Records from a data source:
******************************

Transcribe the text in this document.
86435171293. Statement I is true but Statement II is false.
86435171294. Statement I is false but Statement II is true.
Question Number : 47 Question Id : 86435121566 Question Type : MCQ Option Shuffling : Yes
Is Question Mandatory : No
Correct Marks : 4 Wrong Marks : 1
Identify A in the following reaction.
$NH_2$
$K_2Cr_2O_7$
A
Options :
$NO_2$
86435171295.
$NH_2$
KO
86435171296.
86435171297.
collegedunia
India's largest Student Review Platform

******************************

▸ Exercise: Look over the records above and copy each line that includes the string "false".

▸ Response to the task:
86435171293. Statement I is true but Statement II is false.
86435171294. Statement I is false but Statement II is true.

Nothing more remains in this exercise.